=== Requirement ===
Every line with the string "image" should be gathered.

═══ Data provided ═══

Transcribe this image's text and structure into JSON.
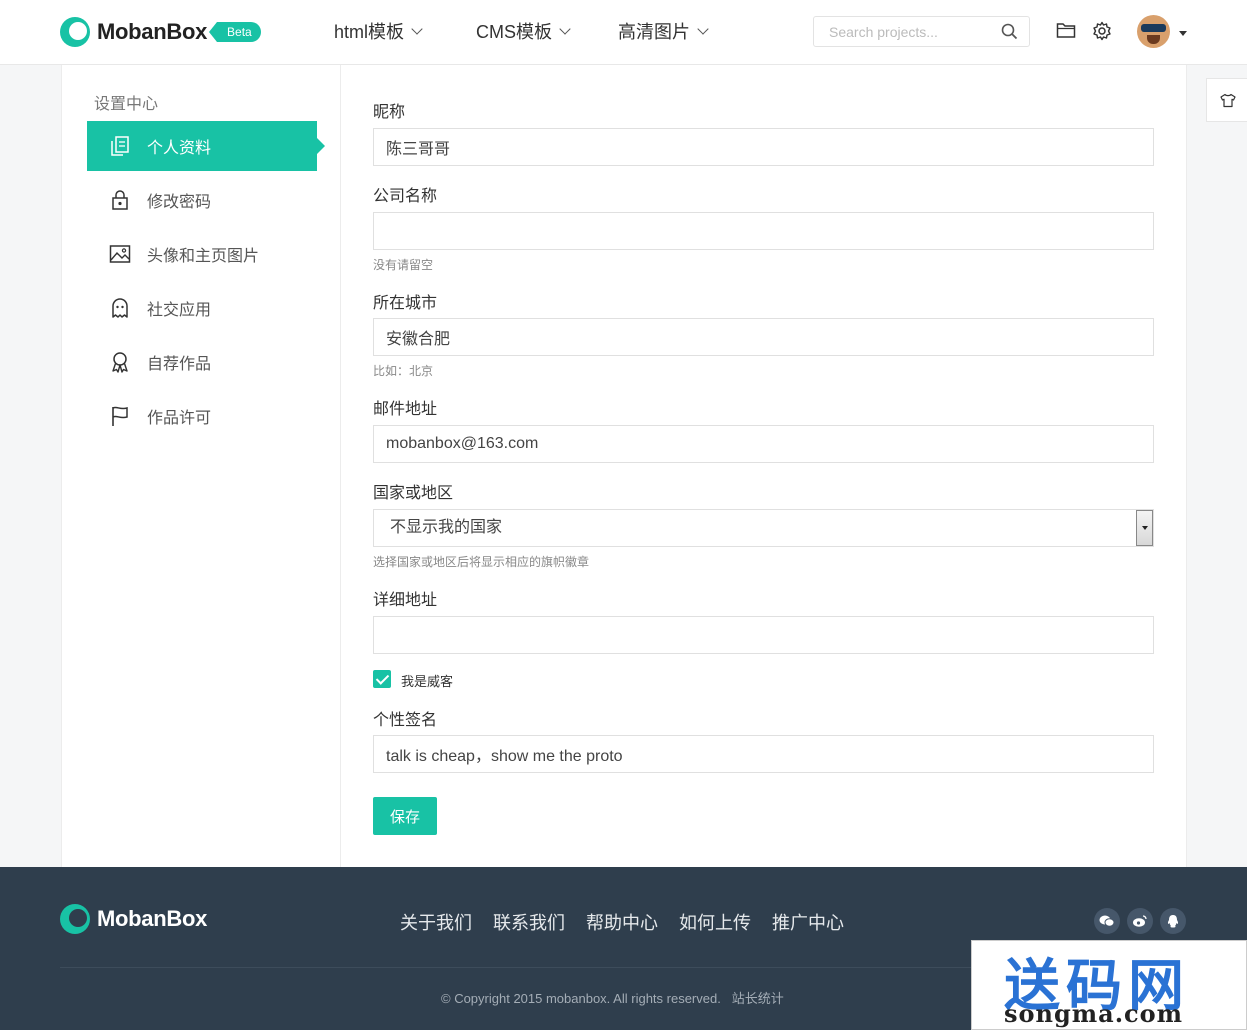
{
  "header": {
    "logo_text": "MobanBox",
    "badge": "Beta",
    "nav": [
      {
        "label": "html模板"
      },
      {
        "label": "CMS模板"
      },
      {
        "label": "高清图片"
      }
    ],
    "search_placeholder": "Search projects...",
    "icons": [
      "folder-icon",
      "gear-icon"
    ]
  },
  "sidebar": {
    "title": "设置中心",
    "items": [
      {
        "label": "个人资料",
        "icon": "document-icon",
        "active": true
      },
      {
        "label": "修改密码",
        "icon": "lock-icon"
      },
      {
        "label": "头像和主页图片",
        "icon": "image-icon"
      },
      {
        "label": "社交应用",
        "icon": "ghost-icon"
      },
      {
        "label": "自荐作品",
        "icon": "award-icon"
      },
      {
        "label": "作品许可",
        "icon": "flag-icon"
      }
    ]
  },
  "form": {
    "nickname": {
      "label": "昵称",
      "value": "陈三哥哥"
    },
    "company": {
      "label": "公司名称",
      "value": "",
      "help": "没有请留空"
    },
    "city": {
      "label": "所在城市",
      "value": "安徽合肥",
      "help": "比如：北京"
    },
    "email": {
      "label": "邮件地址",
      "value": "mobanbox@163.com"
    },
    "country": {
      "label": "国家或地区",
      "value": "不显示我的国家",
      "help": "选择国家或地区后将显示相应的旗帜徽章"
    },
    "address": {
      "label": "详细地址",
      "value": ""
    },
    "weike": {
      "label": "我是威客",
      "checked": true
    },
    "signature": {
      "label": "个性签名",
      "value": "talk is cheap，show me the proto"
    },
    "save_label": "保存"
  },
  "footer": {
    "logo_text": "MobanBox",
    "links": [
      "关于我们",
      "联系我们",
      "帮助中心",
      "如何上传",
      "推广中心"
    ],
    "social": [
      "wechat-icon",
      "weibo-icon",
      "qq-icon"
    ],
    "copyright": "© Copyright 2015 mobanbox. All rights reserved.",
    "stats_link": "站长统计"
  },
  "watermark": {
    "big": "送码网",
    "small": "songma.com"
  },
  "colors": {
    "accent": "#18c2a5",
    "footer_bg": "#2f3e4d"
  }
}
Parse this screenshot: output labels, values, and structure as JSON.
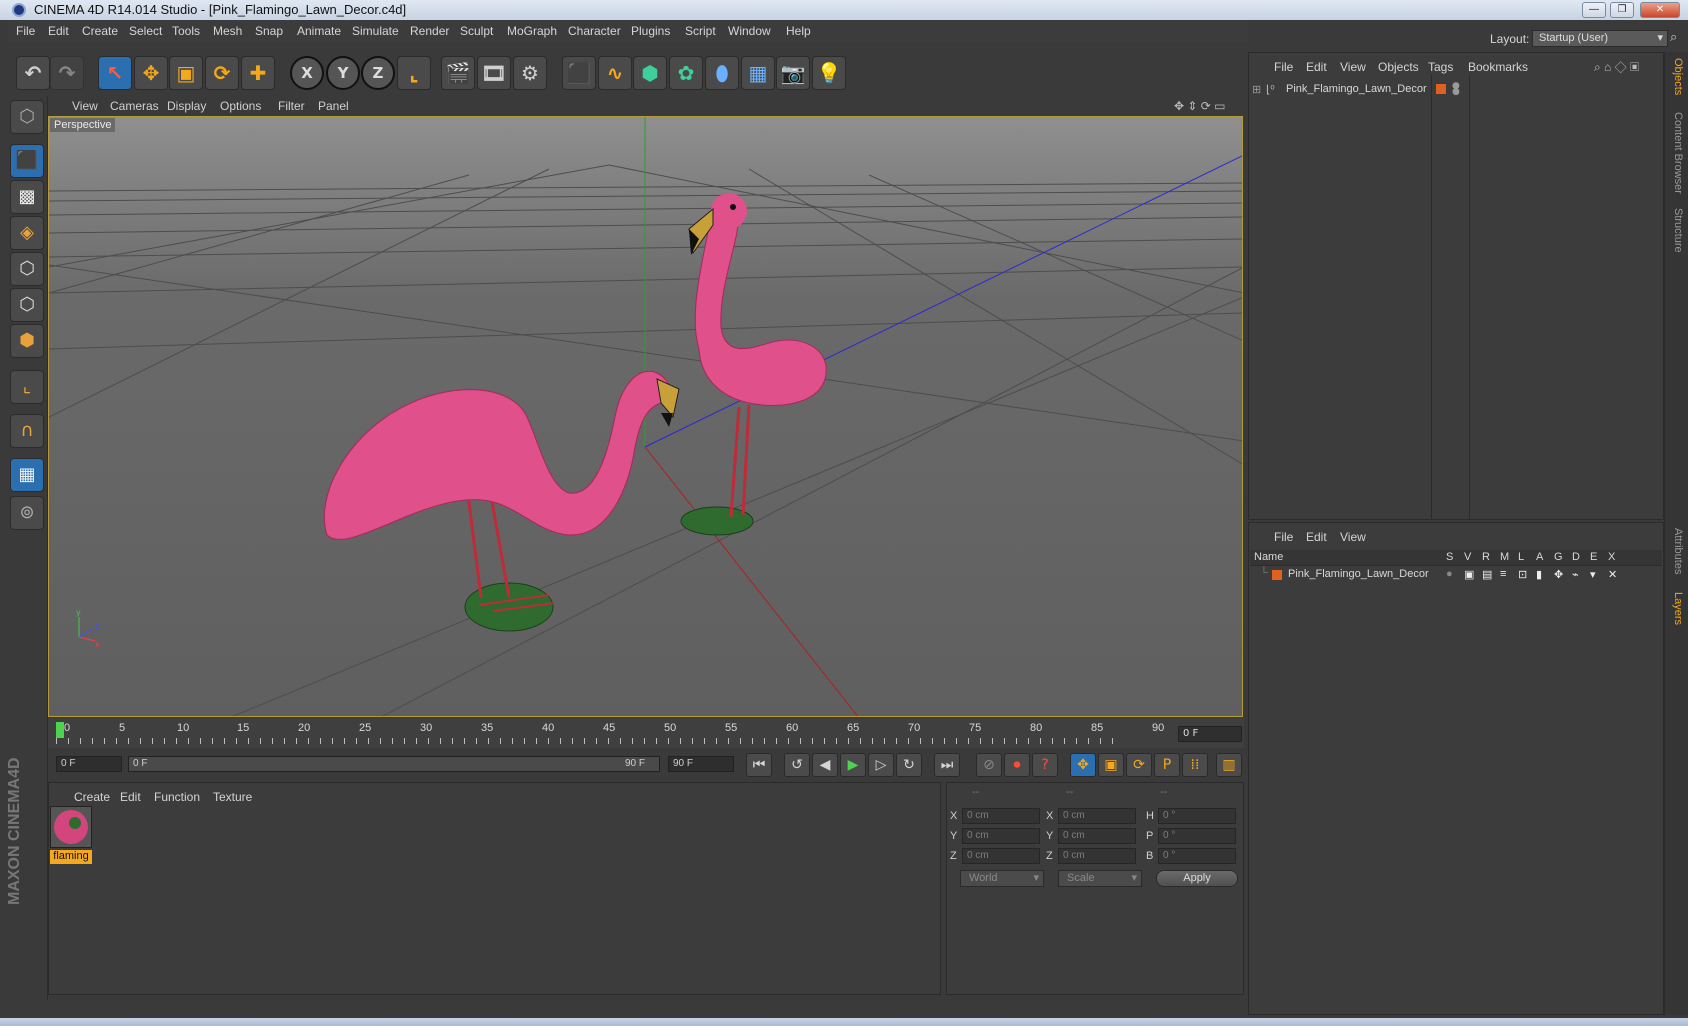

═══

=== The reply ===
Transcribe this image's text and structure into JSON.
        "icon": "image-icon"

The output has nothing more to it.